Your task. Where the string "Retardant" occurs in the material below, report the whole line.

(Collection entries)
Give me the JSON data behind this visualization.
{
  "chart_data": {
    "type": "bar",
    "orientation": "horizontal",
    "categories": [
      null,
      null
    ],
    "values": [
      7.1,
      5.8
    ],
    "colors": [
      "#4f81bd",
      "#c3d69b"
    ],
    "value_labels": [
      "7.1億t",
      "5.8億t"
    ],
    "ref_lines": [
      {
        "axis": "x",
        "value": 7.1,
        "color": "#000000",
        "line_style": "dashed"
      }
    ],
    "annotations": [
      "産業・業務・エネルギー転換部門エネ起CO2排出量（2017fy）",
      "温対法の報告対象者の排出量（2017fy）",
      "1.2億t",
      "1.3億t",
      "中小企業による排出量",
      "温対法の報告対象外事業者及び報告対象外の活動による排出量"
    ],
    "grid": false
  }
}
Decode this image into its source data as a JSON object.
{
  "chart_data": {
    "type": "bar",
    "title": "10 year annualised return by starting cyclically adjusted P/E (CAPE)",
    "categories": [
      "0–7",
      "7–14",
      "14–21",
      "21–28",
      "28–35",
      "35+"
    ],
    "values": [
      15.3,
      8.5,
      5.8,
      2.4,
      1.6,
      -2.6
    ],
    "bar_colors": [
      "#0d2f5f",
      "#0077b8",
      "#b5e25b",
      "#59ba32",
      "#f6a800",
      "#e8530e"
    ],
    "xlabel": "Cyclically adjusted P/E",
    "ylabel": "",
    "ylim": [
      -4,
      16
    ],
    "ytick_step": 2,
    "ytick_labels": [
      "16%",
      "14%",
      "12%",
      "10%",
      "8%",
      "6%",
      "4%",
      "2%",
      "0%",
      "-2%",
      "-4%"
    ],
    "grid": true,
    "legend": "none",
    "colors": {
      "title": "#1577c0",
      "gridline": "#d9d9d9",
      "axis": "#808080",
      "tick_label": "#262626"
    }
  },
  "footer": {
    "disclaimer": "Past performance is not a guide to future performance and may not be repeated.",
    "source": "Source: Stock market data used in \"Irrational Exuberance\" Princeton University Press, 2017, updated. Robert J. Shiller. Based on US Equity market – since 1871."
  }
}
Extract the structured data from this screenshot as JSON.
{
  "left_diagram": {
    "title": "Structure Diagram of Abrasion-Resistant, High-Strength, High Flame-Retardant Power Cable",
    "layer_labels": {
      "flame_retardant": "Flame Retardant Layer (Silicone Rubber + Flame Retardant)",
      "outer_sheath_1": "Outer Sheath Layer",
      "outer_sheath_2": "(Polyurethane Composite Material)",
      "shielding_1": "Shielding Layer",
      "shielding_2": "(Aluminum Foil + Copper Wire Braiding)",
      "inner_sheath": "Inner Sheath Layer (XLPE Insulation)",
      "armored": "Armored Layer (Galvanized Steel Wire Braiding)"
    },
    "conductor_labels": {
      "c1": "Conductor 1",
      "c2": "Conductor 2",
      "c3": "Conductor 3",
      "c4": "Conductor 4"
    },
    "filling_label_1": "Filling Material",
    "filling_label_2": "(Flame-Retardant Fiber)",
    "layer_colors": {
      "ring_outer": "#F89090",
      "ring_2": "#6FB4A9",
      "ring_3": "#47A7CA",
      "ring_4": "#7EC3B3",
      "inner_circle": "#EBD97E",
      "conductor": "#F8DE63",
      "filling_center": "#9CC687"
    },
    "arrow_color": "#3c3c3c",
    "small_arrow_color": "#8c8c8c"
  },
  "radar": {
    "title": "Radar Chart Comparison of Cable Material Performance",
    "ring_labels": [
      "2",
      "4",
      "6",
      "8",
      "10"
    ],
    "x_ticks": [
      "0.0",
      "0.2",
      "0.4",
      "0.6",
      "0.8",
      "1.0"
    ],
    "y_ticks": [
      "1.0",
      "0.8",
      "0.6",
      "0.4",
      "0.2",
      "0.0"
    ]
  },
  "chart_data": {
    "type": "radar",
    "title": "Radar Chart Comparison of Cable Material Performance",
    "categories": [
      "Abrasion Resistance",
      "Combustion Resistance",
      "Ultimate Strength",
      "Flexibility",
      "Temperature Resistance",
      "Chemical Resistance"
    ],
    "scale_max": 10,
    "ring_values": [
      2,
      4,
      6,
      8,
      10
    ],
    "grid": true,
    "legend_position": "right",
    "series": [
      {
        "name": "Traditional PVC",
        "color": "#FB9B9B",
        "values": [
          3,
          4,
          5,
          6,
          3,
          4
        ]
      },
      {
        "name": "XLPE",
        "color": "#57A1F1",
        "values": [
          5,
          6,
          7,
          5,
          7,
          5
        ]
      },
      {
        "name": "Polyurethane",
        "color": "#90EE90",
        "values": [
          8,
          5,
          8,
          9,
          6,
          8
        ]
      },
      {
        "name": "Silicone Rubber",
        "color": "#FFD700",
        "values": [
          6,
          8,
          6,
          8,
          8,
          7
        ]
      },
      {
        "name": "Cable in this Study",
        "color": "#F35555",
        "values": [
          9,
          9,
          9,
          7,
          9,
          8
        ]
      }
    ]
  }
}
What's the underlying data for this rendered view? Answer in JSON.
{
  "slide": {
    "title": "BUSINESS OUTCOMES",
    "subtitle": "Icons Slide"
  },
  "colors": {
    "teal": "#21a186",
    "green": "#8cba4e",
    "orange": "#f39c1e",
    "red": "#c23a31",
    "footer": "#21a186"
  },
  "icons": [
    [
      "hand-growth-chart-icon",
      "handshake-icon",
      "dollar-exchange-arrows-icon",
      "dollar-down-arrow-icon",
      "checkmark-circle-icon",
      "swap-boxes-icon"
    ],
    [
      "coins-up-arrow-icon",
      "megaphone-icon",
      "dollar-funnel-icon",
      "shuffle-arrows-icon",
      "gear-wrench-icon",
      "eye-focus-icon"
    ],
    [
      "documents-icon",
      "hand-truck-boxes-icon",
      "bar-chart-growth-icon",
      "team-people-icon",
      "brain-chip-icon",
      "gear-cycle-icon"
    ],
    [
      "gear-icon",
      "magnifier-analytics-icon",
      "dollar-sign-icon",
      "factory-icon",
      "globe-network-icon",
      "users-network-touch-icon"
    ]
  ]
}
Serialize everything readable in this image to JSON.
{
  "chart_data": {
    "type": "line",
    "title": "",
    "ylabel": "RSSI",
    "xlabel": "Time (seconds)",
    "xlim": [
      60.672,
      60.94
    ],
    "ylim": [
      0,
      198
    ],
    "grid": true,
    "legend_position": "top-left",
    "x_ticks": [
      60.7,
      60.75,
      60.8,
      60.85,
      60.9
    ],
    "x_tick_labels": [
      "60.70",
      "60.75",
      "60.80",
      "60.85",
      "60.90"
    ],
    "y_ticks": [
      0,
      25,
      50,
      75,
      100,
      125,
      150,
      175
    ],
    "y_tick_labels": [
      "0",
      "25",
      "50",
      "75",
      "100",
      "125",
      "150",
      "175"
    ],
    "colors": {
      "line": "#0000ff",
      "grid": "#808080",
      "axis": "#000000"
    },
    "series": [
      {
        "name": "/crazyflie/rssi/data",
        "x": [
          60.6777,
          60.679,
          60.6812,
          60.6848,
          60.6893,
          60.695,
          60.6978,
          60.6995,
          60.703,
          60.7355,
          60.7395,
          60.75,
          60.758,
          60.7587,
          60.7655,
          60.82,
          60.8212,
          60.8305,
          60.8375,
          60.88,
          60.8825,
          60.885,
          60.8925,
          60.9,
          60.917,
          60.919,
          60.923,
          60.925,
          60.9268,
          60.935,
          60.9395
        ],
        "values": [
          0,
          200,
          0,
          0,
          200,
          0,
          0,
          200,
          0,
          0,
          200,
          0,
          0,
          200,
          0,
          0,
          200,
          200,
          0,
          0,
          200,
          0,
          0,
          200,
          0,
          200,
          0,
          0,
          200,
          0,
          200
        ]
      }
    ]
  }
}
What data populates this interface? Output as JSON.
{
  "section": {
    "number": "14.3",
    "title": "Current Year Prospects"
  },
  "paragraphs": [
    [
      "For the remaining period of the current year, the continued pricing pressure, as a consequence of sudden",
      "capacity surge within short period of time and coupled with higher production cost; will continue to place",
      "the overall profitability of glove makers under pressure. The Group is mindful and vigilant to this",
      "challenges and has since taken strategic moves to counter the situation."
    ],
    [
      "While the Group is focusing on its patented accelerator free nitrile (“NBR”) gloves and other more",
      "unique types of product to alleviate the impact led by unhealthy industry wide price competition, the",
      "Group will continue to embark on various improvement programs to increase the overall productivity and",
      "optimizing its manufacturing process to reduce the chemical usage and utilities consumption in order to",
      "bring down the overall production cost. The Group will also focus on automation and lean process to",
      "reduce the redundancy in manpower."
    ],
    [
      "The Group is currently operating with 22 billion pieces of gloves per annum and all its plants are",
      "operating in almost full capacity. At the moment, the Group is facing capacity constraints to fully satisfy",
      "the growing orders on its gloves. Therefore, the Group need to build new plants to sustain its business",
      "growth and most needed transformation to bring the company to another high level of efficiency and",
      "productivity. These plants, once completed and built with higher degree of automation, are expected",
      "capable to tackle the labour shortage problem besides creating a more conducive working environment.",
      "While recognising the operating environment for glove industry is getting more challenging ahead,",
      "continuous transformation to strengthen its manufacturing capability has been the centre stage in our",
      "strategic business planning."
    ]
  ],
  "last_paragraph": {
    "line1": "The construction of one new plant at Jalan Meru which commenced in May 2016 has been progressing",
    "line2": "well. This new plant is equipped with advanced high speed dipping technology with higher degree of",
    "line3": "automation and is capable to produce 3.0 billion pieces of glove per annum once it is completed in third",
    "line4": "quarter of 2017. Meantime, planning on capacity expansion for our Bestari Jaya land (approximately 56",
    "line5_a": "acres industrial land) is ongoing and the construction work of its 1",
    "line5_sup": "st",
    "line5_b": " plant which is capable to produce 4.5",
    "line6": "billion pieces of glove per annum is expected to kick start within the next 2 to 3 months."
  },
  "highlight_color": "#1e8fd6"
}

Response.
    "title": "Structure Diagram of Abrasion-Resistant, High-Strength, High Flame-Retardant Power Cable",
      "flame_retardant": "Flame Retardant Layer (Silicone Rubber + Flame Retardant)",
    "filling_label_2": "(Flame-Retardant Fiber)",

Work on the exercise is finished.